## Extracted information
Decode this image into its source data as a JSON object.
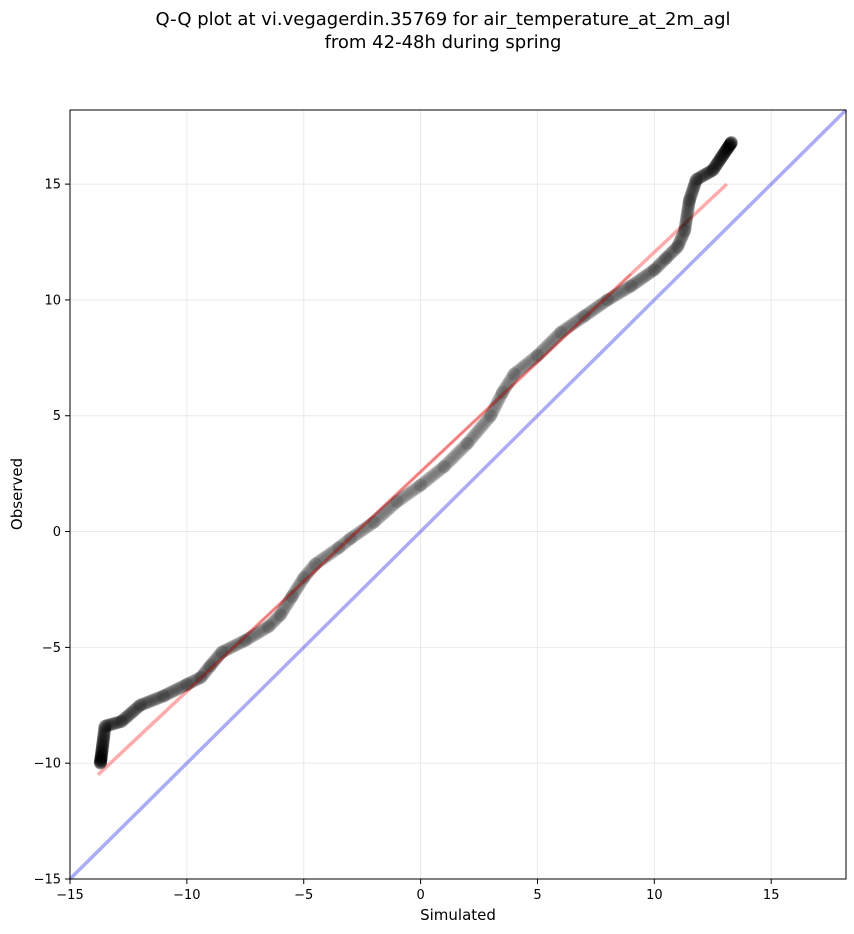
{
  "chart_data": {
    "type": "scatter",
    "title": "Q-Q plot at vi.vegagerdin.35769 for air_temperature_at_2m_agl",
    "subtitle": "from 42-48h during spring",
    "xlabel": "Simulated",
    "ylabel": "Observed",
    "xlim": [
      -15,
      18.2
    ],
    "ylim": [
      -15,
      18.2
    ],
    "xticks": [
      "−15",
      "−10",
      "−5",
      "0",
      "5",
      "10",
      "15"
    ],
    "yticks": [
      "−15",
      "−10",
      "−5",
      "0",
      "5",
      "10",
      "15"
    ],
    "grid": true,
    "point_color": "#000000",
    "fit_line_color": "#ff6666",
    "identity_line_color": "#6666ee",
    "fit_line": {
      "x": [
        -13.8,
        13.1
      ],
      "y": [
        -10.5,
        15.0
      ]
    },
    "identity_line": {
      "x": [
        -15,
        18.2
      ],
      "y": [
        -15,
        18.2
      ]
    },
    "quantile_path": [
      [
        -13.7,
        -10.0
      ],
      [
        -13.5,
        -8.4
      ],
      [
        -12.8,
        -8.2
      ],
      [
        -12.0,
        -7.5
      ],
      [
        -11.0,
        -7.1
      ],
      [
        -10.0,
        -6.6
      ],
      [
        -9.4,
        -6.3
      ],
      [
        -9.0,
        -5.8
      ],
      [
        -8.5,
        -5.2
      ],
      [
        -7.5,
        -4.7
      ],
      [
        -6.5,
        -4.1
      ],
      [
        -6.0,
        -3.6
      ],
      [
        -5.5,
        -2.8
      ],
      [
        -5.0,
        -2.0
      ],
      [
        -4.5,
        -1.4
      ],
      [
        -3.5,
        -0.7
      ],
      [
        -3.0,
        -0.3
      ],
      [
        -2.0,
        0.4
      ],
      [
        -1.0,
        1.3
      ],
      [
        0.0,
        2.0
      ],
      [
        1.0,
        2.8
      ],
      [
        2.0,
        3.8
      ],
      [
        3.0,
        5.0
      ],
      [
        3.5,
        6.0
      ],
      [
        4.0,
        6.8
      ],
      [
        5.0,
        7.6
      ],
      [
        6.0,
        8.6
      ],
      [
        7.0,
        9.3
      ],
      [
        8.0,
        10.0
      ],
      [
        9.0,
        10.6
      ],
      [
        10.0,
        11.3
      ],
      [
        10.5,
        11.8
      ],
      [
        11.0,
        12.3
      ],
      [
        11.3,
        13.0
      ],
      [
        11.5,
        14.3
      ],
      [
        11.8,
        15.2
      ],
      [
        12.5,
        15.6
      ],
      [
        13.3,
        16.8
      ]
    ]
  }
}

## What you have to do
Write every record out again exactly; no pictures belong in the copy.

## Complete answer
Decode this image into its source data as a JSON object.
{
  "chart_data": {
    "type": "scatter",
    "title": "Q-Q plot at vi.vegagerdin.35769 for air_temperature_at_2m_agl",
    "subtitle": "from 42-48h during spring",
    "xlabel": "Simulated",
    "ylabel": "Observed",
    "xlim": [
      -15,
      18.2
    ],
    "ylim": [
      -15,
      18.2
    ],
    "xticks": [
      "−15",
      "−10",
      "−5",
      "0",
      "5",
      "10",
      "15"
    ],
    "yticks": [
      "−15",
      "−10",
      "−5",
      "0",
      "5",
      "10",
      "15"
    ],
    "grid": true,
    "point_color": "#000000",
    "fit_line_color": "#ff6666",
    "identity_line_color": "#6666ee",
    "fit_line": {
      "x": [
        -13.8,
        13.1
      ],
      "y": [
        -10.5,
        15.0
      ]
    },
    "identity_line": {
      "x": [
        -15,
        18.2
      ],
      "y": [
        -15,
        18.2
      ]
    },
    "quantile_path": [
      [
        -13.7,
        -10.0
      ],
      [
        -13.5,
        -8.4
      ],
      [
        -12.8,
        -8.2
      ],
      [
        -12.0,
        -7.5
      ],
      [
        -11.0,
        -7.1
      ],
      [
        -10.0,
        -6.6
      ],
      [
        -9.4,
        -6.3
      ],
      [
        -9.0,
        -5.8
      ],
      [
        -8.5,
        -5.2
      ],
      [
        -7.5,
        -4.7
      ],
      [
        -6.5,
        -4.1
      ],
      [
        -6.0,
        -3.6
      ],
      [
        -5.5,
        -2.8
      ],
      [
        -5.0,
        -2.0
      ],
      [
        -4.5,
        -1.4
      ],
      [
        -3.5,
        -0.7
      ],
      [
        -3.0,
        -0.3
      ],
      [
        -2.0,
        0.4
      ],
      [
        -1.0,
        1.3
      ],
      [
        0.0,
        2.0
      ],
      [
        1.0,
        2.8
      ],
      [
        2.0,
        3.8
      ],
      [
        3.0,
        5.0
      ],
      [
        3.5,
        6.0
      ],
      [
        4.0,
        6.8
      ],
      [
        5.0,
        7.6
      ],
      [
        6.0,
        8.6
      ],
      [
        7.0,
        9.3
      ],
      [
        8.0,
        10.0
      ],
      [
        9.0,
        10.6
      ],
      [
        10.0,
        11.3
      ],
      [
        10.5,
        11.8
      ],
      [
        11.0,
        12.3
      ],
      [
        11.3,
        13.0
      ],
      [
        11.5,
        14.3
      ],
      [
        11.8,
        15.2
      ],
      [
        12.5,
        15.6
      ],
      [
        13.3,
        16.8
      ]
    ]
  }
}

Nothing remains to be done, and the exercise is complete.